** begin Extracted data **

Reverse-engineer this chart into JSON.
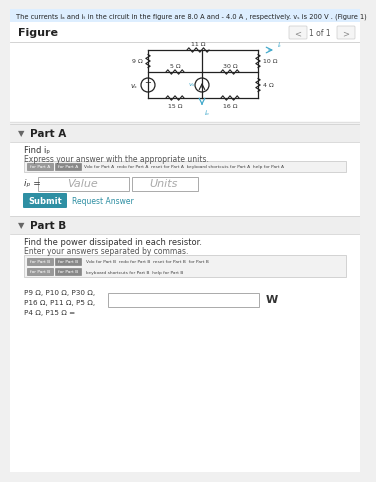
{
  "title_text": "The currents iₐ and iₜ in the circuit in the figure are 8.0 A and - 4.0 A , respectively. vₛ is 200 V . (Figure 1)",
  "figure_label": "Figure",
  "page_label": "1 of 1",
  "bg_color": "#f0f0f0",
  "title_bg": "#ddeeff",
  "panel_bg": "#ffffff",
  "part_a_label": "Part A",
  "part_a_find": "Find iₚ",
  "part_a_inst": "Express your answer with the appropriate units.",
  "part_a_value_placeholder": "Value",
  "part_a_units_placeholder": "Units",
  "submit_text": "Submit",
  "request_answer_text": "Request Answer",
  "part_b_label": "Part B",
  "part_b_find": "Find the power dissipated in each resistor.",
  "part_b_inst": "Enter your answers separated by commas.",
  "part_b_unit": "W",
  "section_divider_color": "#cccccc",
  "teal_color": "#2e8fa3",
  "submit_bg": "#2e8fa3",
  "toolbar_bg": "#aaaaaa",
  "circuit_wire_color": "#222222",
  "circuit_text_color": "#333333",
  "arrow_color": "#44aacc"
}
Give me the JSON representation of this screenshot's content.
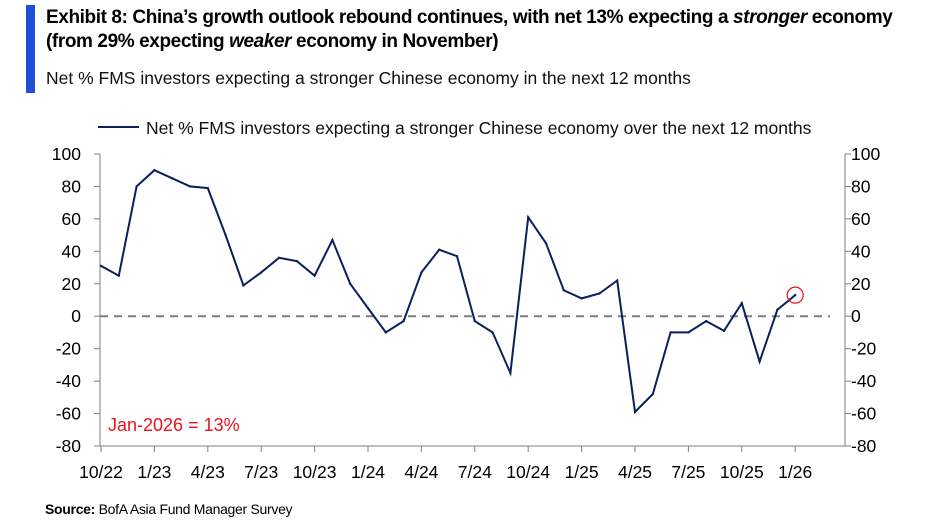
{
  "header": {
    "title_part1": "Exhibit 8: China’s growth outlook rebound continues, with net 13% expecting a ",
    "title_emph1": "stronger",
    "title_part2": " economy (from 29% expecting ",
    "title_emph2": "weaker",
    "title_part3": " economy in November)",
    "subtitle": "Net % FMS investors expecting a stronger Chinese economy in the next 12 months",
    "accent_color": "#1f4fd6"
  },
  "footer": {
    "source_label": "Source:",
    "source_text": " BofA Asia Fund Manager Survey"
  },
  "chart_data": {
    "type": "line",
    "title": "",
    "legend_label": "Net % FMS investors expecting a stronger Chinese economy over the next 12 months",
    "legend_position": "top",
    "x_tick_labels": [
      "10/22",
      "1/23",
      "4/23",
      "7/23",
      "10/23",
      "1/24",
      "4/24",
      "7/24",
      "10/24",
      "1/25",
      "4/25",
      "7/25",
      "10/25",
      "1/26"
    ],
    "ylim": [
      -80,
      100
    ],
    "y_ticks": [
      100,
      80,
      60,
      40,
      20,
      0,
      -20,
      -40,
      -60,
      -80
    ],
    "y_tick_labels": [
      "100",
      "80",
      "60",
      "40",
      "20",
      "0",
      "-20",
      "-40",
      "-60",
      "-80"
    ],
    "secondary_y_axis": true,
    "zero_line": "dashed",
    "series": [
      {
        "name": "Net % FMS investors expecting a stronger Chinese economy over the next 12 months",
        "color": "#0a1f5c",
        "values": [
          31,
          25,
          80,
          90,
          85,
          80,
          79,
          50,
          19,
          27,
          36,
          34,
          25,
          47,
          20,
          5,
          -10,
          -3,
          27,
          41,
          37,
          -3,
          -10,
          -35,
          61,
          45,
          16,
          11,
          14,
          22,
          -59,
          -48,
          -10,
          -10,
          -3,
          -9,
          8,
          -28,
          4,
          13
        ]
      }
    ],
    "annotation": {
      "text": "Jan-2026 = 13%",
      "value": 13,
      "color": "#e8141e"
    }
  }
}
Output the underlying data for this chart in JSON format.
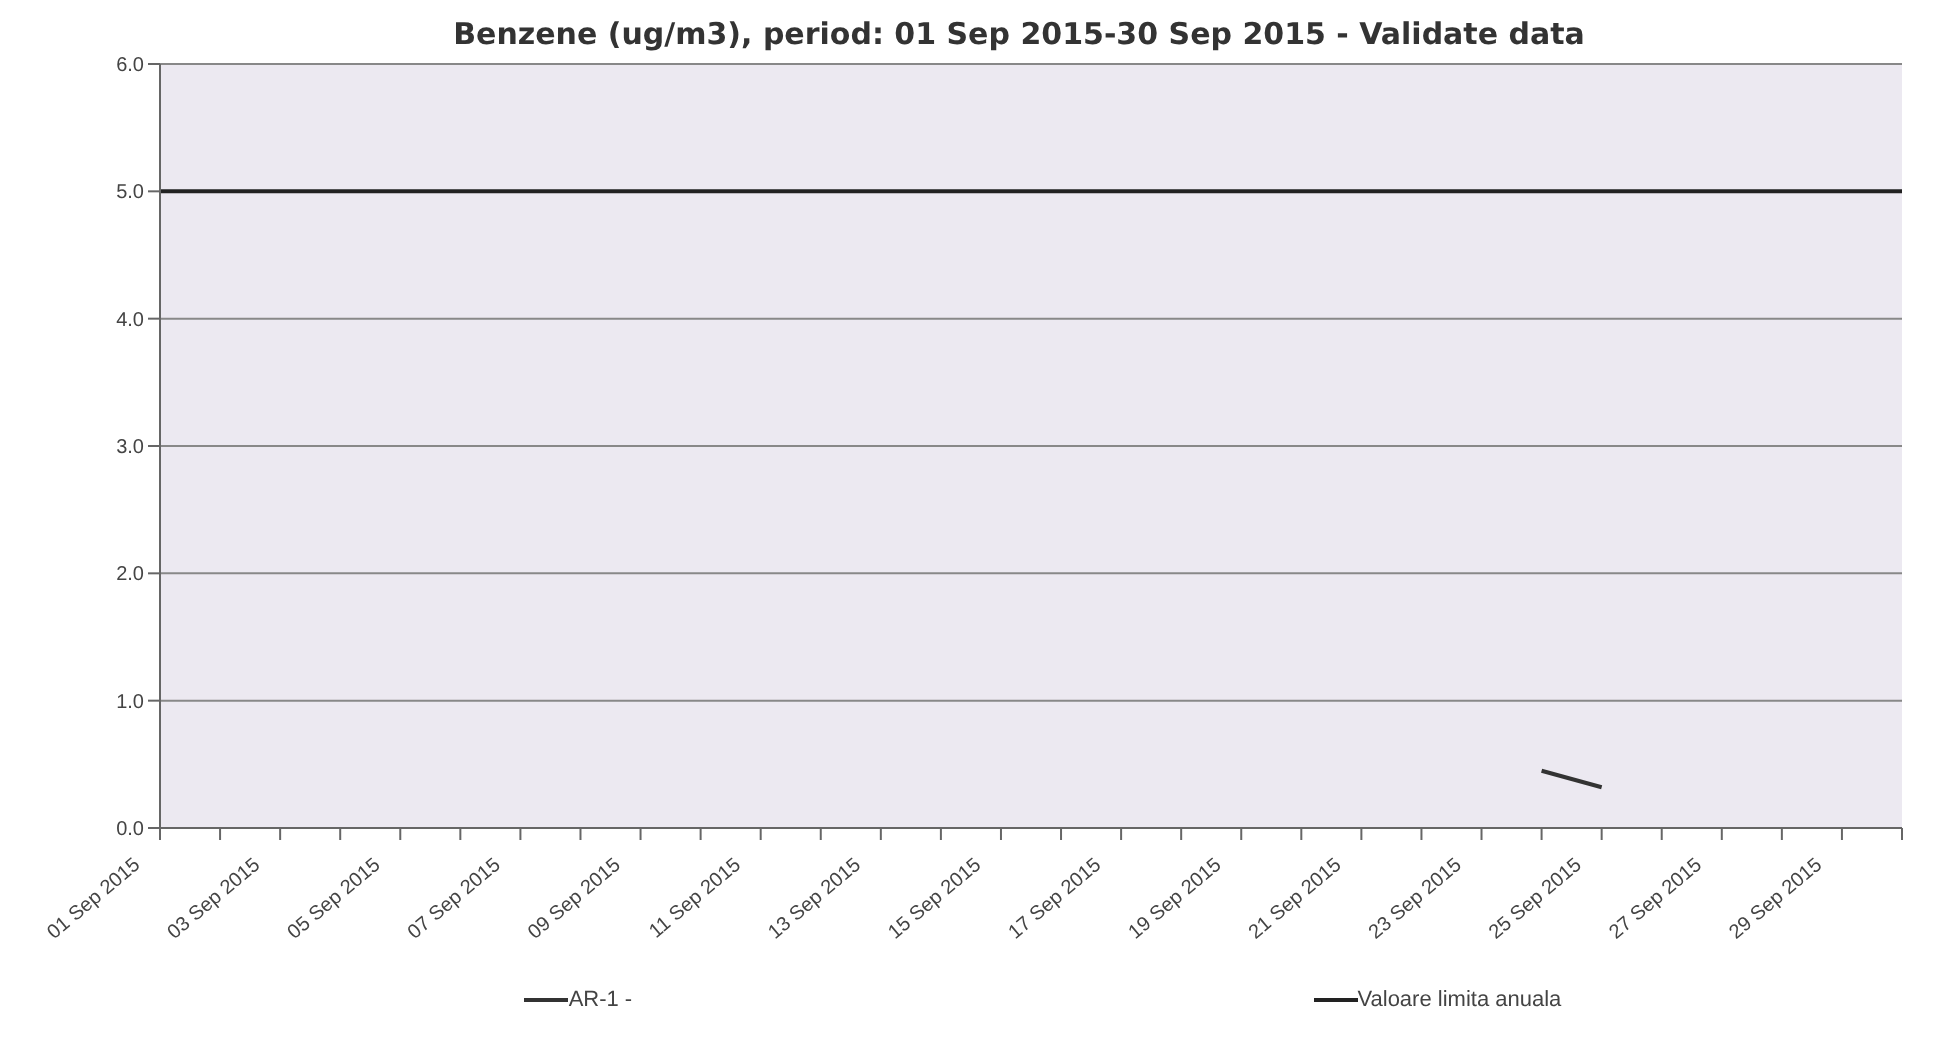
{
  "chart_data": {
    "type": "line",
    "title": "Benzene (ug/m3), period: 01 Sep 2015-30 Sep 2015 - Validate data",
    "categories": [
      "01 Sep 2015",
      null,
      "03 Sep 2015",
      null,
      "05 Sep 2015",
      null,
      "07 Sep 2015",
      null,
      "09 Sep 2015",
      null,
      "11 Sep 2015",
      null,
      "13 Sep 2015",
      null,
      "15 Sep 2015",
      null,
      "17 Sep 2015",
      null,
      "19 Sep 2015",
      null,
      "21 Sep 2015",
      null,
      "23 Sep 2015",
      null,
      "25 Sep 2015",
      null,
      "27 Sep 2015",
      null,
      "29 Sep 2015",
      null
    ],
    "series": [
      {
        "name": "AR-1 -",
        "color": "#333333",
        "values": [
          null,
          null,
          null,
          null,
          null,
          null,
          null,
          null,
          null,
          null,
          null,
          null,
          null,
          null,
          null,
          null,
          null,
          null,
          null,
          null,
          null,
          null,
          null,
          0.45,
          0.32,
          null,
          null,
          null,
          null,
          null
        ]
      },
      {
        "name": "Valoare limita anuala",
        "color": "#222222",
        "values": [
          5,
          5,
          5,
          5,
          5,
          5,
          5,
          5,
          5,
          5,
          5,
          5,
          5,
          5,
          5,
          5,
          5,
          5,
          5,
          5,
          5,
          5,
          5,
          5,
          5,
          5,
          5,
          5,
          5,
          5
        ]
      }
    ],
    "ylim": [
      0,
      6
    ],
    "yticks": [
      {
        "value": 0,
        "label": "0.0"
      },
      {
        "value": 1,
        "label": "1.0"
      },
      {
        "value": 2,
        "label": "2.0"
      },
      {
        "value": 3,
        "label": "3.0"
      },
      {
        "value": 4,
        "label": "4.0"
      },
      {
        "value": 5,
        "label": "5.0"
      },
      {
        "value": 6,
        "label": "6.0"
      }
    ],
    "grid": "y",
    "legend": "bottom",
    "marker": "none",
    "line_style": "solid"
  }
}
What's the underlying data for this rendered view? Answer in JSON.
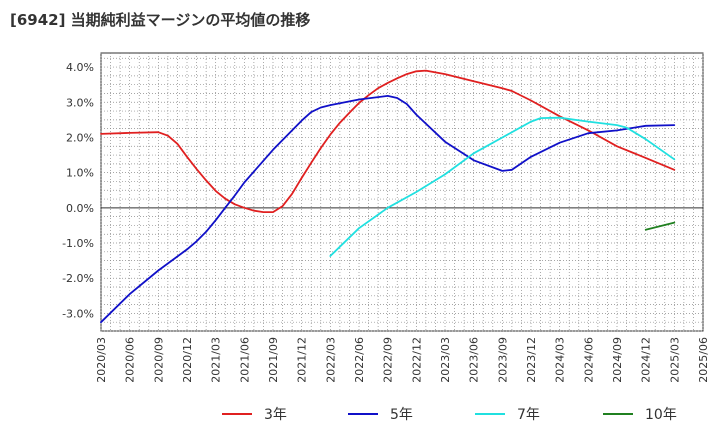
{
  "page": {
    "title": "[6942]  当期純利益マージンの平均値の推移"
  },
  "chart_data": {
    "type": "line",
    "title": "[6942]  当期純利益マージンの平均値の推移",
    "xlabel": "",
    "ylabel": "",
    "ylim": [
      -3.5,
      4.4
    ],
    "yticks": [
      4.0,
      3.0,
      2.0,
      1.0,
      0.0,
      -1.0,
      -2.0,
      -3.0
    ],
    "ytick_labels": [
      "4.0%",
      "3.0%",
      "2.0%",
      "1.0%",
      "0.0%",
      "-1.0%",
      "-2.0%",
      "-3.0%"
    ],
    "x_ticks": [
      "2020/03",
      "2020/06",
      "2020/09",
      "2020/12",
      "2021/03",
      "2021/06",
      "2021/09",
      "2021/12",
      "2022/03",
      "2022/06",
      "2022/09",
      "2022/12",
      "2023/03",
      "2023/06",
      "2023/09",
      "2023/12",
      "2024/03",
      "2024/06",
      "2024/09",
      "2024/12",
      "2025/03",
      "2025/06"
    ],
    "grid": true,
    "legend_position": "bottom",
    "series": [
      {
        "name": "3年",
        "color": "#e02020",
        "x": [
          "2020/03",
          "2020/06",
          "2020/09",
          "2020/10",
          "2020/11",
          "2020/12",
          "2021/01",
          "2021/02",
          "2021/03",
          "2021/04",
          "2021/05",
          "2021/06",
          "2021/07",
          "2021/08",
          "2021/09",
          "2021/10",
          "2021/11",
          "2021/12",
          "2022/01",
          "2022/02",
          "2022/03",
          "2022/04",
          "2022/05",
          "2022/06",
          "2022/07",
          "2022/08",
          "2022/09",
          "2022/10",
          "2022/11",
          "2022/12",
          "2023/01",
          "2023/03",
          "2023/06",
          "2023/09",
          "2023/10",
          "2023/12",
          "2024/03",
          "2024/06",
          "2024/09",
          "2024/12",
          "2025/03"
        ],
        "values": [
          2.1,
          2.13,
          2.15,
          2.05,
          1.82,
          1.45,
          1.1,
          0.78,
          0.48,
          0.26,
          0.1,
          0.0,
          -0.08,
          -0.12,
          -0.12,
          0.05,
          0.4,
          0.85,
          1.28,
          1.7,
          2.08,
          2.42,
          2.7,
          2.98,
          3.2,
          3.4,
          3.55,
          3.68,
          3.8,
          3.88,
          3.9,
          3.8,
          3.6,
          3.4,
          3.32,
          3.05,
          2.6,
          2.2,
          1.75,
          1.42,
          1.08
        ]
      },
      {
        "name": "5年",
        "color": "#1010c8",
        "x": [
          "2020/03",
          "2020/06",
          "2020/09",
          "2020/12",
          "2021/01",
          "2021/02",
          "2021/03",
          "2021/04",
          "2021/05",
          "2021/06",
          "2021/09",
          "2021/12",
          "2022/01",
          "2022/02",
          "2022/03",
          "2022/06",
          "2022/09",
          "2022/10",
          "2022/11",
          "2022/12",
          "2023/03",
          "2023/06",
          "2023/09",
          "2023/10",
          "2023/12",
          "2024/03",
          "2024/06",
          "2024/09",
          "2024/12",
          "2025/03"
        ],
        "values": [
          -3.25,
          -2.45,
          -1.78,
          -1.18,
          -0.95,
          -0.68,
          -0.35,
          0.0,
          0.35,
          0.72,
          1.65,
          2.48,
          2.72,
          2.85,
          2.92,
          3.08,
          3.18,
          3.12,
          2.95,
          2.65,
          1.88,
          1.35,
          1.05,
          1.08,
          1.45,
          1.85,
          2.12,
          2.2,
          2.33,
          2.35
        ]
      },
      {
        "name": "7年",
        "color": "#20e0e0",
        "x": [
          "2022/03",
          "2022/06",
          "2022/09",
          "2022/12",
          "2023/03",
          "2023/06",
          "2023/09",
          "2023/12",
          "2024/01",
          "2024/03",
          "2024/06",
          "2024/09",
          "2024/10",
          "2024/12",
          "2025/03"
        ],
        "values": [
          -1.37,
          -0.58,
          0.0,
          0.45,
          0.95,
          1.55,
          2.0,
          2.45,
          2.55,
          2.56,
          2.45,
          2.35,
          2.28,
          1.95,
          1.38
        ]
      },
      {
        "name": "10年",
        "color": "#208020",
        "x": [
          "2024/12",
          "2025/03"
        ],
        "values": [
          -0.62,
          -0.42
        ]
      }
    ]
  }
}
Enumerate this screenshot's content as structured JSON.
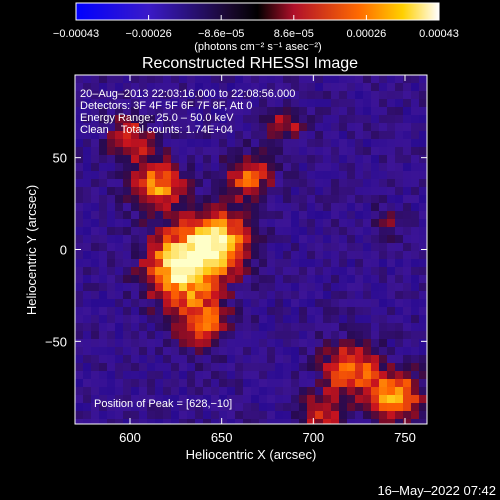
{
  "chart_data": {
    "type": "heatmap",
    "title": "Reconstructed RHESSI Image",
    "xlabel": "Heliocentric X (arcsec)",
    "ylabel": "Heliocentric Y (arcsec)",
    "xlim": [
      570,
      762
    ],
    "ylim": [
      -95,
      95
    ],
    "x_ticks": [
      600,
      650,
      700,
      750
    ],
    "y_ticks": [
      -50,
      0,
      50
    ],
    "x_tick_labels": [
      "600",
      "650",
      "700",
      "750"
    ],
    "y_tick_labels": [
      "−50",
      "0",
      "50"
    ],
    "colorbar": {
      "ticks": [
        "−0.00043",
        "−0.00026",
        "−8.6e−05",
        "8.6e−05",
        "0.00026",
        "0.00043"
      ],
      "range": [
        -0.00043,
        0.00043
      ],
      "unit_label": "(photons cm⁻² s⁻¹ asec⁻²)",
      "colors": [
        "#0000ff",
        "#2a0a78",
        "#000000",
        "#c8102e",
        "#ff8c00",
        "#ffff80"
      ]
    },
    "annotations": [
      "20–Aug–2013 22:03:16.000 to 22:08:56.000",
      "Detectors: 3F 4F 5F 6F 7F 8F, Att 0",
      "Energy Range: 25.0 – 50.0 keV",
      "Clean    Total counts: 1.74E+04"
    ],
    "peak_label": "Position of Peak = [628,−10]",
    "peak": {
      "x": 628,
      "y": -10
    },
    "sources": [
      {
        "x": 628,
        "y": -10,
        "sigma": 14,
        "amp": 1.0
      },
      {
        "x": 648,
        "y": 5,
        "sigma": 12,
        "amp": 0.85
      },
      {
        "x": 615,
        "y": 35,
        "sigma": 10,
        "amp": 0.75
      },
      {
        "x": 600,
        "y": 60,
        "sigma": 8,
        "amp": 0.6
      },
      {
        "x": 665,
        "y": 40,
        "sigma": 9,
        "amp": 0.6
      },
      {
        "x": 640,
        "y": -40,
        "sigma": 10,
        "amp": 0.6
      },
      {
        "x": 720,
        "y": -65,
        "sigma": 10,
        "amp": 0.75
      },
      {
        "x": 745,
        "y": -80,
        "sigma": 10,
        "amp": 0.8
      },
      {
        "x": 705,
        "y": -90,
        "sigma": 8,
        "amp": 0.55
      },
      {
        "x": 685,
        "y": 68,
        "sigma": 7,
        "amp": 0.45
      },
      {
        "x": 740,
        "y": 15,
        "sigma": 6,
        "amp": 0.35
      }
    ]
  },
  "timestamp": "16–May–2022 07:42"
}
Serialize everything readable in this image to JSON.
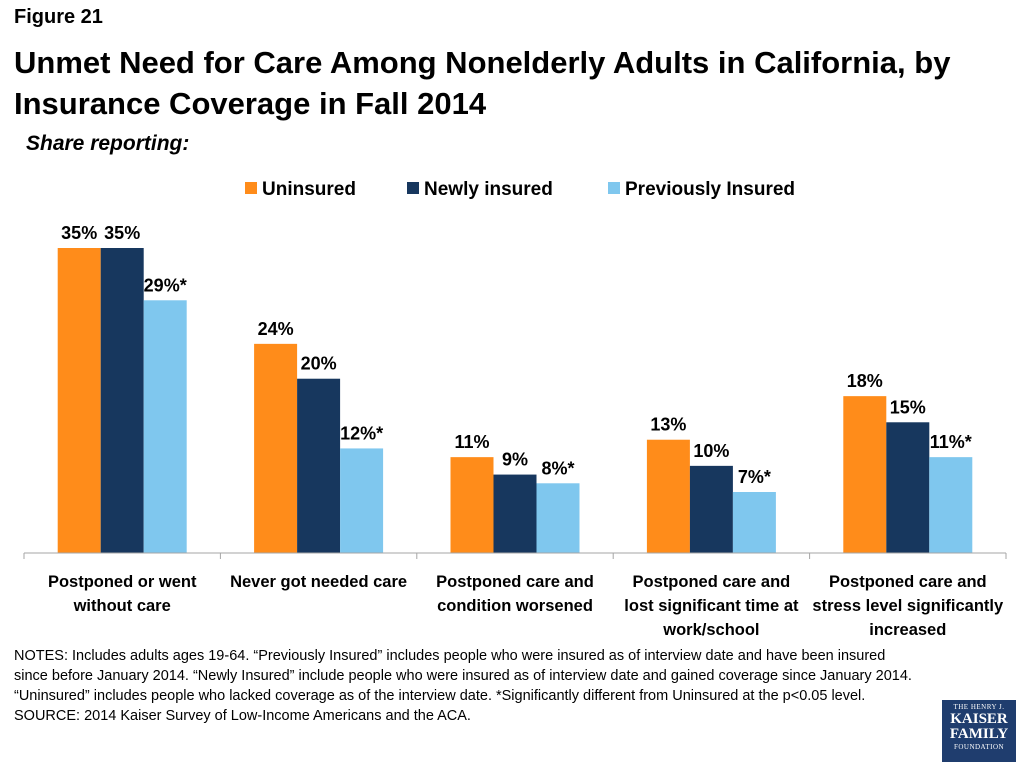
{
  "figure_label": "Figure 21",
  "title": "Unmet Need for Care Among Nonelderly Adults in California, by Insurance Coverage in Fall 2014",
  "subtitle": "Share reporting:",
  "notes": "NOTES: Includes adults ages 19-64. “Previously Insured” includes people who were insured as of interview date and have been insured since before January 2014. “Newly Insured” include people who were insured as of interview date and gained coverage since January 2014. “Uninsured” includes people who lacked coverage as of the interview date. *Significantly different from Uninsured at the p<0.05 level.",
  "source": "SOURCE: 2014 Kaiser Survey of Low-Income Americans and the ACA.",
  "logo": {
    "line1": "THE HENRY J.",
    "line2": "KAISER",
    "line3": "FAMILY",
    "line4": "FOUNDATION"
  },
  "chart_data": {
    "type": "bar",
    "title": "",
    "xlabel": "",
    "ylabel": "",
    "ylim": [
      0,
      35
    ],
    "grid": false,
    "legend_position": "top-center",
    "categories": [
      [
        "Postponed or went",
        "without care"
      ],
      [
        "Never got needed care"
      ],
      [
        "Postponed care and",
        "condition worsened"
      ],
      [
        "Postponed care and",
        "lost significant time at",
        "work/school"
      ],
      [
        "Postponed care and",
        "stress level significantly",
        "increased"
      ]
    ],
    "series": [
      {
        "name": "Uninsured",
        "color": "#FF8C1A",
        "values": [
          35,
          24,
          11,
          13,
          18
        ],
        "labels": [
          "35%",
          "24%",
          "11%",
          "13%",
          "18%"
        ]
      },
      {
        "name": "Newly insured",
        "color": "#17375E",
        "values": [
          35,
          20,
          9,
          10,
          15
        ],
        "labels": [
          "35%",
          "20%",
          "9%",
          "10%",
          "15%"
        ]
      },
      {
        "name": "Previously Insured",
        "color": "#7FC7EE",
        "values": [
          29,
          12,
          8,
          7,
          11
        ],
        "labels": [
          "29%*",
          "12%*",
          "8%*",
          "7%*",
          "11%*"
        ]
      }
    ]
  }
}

** end Extracted data **

*What is asked*:
In the listing above, find the lines holding the word "this" and copy them.

*Answer in full*:
Reverse-engineer this chart into JSON.
Give me the JSON representation of this screenshot's content.
Output the underlying data for this chart in JSON format.
What's the underlying data for this rendered view? Answer in JSON.
Enumerate this screenshot's content as structured JSON.
Serialize everything readable in this image to JSON.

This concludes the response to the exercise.